# Exercise:
Take the entries below and print all of them exactly, please.

[Items from a dataset]
────────────────────

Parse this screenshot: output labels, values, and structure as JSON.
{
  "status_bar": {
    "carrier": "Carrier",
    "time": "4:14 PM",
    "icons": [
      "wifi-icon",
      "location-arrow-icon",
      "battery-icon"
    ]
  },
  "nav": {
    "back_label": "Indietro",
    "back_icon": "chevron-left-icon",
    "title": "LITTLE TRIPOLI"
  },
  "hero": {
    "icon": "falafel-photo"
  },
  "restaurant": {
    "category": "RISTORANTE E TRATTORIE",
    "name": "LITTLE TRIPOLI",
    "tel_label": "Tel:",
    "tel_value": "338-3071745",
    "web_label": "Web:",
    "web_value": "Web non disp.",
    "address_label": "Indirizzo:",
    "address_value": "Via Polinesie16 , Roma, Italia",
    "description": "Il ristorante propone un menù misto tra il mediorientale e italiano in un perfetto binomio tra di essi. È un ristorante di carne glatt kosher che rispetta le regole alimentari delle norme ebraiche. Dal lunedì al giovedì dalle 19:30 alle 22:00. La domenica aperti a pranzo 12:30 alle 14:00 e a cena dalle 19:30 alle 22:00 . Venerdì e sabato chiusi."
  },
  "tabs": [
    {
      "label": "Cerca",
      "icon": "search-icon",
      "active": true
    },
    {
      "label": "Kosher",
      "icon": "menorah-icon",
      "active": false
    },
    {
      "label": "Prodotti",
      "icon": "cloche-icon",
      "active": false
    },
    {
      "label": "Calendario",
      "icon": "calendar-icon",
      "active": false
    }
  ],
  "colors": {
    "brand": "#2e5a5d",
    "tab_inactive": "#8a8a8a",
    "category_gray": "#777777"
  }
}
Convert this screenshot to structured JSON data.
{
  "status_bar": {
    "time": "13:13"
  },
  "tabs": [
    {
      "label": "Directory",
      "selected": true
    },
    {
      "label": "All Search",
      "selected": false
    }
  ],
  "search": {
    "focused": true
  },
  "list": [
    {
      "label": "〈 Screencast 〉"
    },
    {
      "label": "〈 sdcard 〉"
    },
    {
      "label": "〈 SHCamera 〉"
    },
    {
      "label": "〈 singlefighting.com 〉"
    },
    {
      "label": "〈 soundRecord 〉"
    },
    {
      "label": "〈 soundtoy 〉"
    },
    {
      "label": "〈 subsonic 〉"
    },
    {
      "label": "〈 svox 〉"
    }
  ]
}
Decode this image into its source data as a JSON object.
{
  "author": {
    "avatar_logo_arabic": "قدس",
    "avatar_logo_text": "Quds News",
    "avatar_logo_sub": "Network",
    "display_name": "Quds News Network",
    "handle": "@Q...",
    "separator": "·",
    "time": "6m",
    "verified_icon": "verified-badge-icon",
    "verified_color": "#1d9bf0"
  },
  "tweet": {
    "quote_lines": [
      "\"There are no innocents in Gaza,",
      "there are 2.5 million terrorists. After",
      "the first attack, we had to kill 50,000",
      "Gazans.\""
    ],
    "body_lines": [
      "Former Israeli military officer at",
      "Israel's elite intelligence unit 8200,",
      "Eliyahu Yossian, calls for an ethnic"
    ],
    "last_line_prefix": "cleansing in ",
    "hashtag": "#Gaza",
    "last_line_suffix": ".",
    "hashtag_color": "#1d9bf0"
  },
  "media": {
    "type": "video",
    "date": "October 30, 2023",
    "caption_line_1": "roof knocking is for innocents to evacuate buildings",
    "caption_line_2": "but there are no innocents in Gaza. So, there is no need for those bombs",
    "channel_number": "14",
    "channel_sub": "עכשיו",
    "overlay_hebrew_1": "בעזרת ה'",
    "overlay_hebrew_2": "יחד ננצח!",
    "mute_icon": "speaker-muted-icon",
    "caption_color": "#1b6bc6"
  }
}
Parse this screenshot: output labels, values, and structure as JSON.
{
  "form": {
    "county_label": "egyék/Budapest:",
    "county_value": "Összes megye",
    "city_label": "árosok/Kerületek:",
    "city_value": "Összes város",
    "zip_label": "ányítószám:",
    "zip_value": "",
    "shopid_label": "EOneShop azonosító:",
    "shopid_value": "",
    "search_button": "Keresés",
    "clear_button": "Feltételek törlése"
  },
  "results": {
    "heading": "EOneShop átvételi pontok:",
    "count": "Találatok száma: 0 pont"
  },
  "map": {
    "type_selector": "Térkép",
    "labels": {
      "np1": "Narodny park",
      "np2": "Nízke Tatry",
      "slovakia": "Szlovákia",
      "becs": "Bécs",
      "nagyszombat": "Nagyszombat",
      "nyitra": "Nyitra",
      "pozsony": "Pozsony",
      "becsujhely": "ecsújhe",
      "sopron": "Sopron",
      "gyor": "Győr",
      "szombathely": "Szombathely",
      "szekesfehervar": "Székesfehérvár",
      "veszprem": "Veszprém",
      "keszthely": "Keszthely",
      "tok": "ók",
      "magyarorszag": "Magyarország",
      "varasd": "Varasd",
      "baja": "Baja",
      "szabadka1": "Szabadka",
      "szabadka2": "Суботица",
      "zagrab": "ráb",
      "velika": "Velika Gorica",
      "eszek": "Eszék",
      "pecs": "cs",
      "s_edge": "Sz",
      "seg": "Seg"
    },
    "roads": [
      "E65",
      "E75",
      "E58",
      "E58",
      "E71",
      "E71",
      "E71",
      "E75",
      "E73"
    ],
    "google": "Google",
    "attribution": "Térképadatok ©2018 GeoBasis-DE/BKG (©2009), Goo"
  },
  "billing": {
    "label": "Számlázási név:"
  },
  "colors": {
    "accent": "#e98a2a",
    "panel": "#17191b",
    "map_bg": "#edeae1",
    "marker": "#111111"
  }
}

────────────────────

# Answer in full:
Parse this screenshot: output labels, values, and structure as JSON.
{
  "status_bar": {
    "carrier": "Carrier",
    "time": "4:14 PM",
    "icons": [
      "wifi-icon",
      "location-arrow-icon",
      "battery-icon"
    ]
  },
  "nav": {
    "back_label": "Indietro",
    "back_icon": "chevron-left-icon",
    "title": "LITTLE TRIPOLI"
  },
  "hero": {
    "icon": "falafel-photo"
  },
  "restaurant": {
    "category": "RISTORANTE E TRATTORIE",
    "name": "LITTLE TRIPOLI",
    "tel_label": "Tel:",
    "tel_value": "338-3071745",
    "web_label": "Web:",
    "web_value": "Web non disp.",
    "address_label": "Indirizzo:",
    "address_value": "Via Polinesie16 , Roma, Italia",
    "description": "Il ristorante propone un menù misto tra il mediorientale e italiano in un perfetto binomio tra di essi. È un ristorante di carne glatt kosher che rispetta le regole alimentari delle norme ebraiche. Dal lunedì al giovedì dalle 19:30 alle 22:00. La domenica aperti a pranzo 12:30 alle 14:00 e a cena dalle 19:30 alle 22:00 . Venerdì e sabato chiusi."
  },
  "tabs": [
    {
      "label": "Cerca",
      "icon": "search-icon",
      "active": true
    },
    {
      "label": "Kosher",
      "icon": "menorah-icon",
      "active": false
    },
    {
      "label": "Prodotti",
      "icon": "cloche-icon",
      "active": false
    },
    {
      "label": "Calendario",
      "icon": "calendar-icon",
      "active": false
    }
  ],
  "colors": {
    "brand": "#2e5a5d",
    "tab_inactive": "#8a8a8a",
    "category_gray": "#777777"
  }
}
Convert this screenshot to structured JSON data.
{
  "status_bar": {
    "time": "13:13"
  },
  "tabs": [
    {
      "label": "Directory",
      "selected": true
    },
    {
      "label": "All Search",
      "selected": false
    }
  ],
  "search": {
    "focused": true
  },
  "list": [
    {
      "label": "〈 Screencast 〉"
    },
    {
      "label": "〈 sdcard 〉"
    },
    {
      "label": "〈 SHCamera 〉"
    },
    {
      "label": "〈 singlefighting.com 〉"
    },
    {
      "label": "〈 soundRecord 〉"
    },
    {
      "label": "〈 soundtoy 〉"
    },
    {
      "label": "〈 subsonic 〉"
    },
    {
      "label": "〈 svox 〉"
    }
  ]
}
Decode this image into its source data as a JSON object.
{
  "author": {
    "avatar_logo_arabic": "قدس",
    "avatar_logo_text": "Quds News",
    "avatar_logo_sub": "Network",
    "display_name": "Quds News Network",
    "handle": "@Q...",
    "separator": "·",
    "time": "6m",
    "verified_icon": "verified-badge-icon",
    "verified_color": "#1d9bf0"
  },
  "tweet": {
    "quote_lines": [
      "\"There are no innocents in Gaza,",
      "there are 2.5 million terrorists. After",
      "the first attack, we had to kill 50,000",
      "Gazans.\""
    ],
    "body_lines": [
      "Former Israeli military officer at",
      "Israel's elite intelligence unit 8200,",
      "Eliyahu Yossian, calls for an ethnic"
    ],
    "last_line_prefix": "cleansing in ",
    "hashtag": "#Gaza",
    "last_line_suffix": ".",
    "hashtag_color": "#1d9bf0"
  },
  "media": {
    "type": "video",
    "date": "October 30, 2023",
    "caption_line_1": "roof knocking is for innocents to evacuate buildings",
    "caption_line_2": "but there are no innocents in Gaza. So, there is no need for those bombs",
    "channel_number": "14",
    "channel_sub": "עכשיו",
    "overlay_hebrew_1": "בעזרת ה'",
    "overlay_hebrew_2": "יחד ננצח!",
    "mute_icon": "speaker-muted-icon",
    "caption_color": "#1b6bc6"
  }
}
Parse this screenshot: output labels, values, and structure as JSON.
{
  "form": {
    "county_label": "egyék/Budapest:",
    "county_value": "Összes megye",
    "city_label": "árosok/Kerületek:",
    "city_value": "Összes város",
    "zip_label": "ányítószám:",
    "zip_value": "",
    "shopid_label": "EOneShop azonosító:",
    "shopid_value": "",
    "search_button": "Keresés",
    "clear_button": "Feltételek törlése"
  },
  "results": {
    "heading": "EOneShop átvételi pontok:",
    "count": "Találatok száma: 0 pont"
  },
  "map": {
    "type_selector": "Térkép",
    "labels": {
      "np1": "Narodny park",
      "np2": "Nízke Tatry",
      "slovakia": "Szlovákia",
      "becs": "Bécs",
      "nagyszombat": "Nagyszombat",
      "nyitra": "Nyitra",
      "pozsony": "Pozsony",
      "becsujhely": "ecsújhe",
      "sopron": "Sopron",
      "gyor": "Győr",
      "szombathely": "Szombathely",
      "szekesfehervar": "Székesfehérvár",
      "veszprem": "Veszprém",
      "keszthely": "Keszthely",
      "tok": "ók",
      "magyarorszag": "Magyarország",
      "varasd": "Varasd",
      "baja": "Baja",
      "szabadka1": "Szabadka",
      "szabadka2": "Суботица",
      "zagrab": "ráb",
      "velika": "Velika Gorica",
      "eszek": "Eszék",
      "pecs": "cs",
      "s_edge": "Sz",
      "seg": "Seg"
    },
    "roads": [
      "E65",
      "E75",
      "E58",
      "E58",
      "E71",
      "E71",
      "E71",
      "E75",
      "E73"
    ],
    "google": "Google",
    "attribution": "Térképadatok ©2018 GeoBasis-DE/BKG (©2009), Goo"
  },
  "billing": {
    "label": "Számlázási név:"
  },
  "colors": {
    "accent": "#e98a2a",
    "panel": "#17191b",
    "map_bg": "#edeae1",
    "marker": "#111111"
  }
}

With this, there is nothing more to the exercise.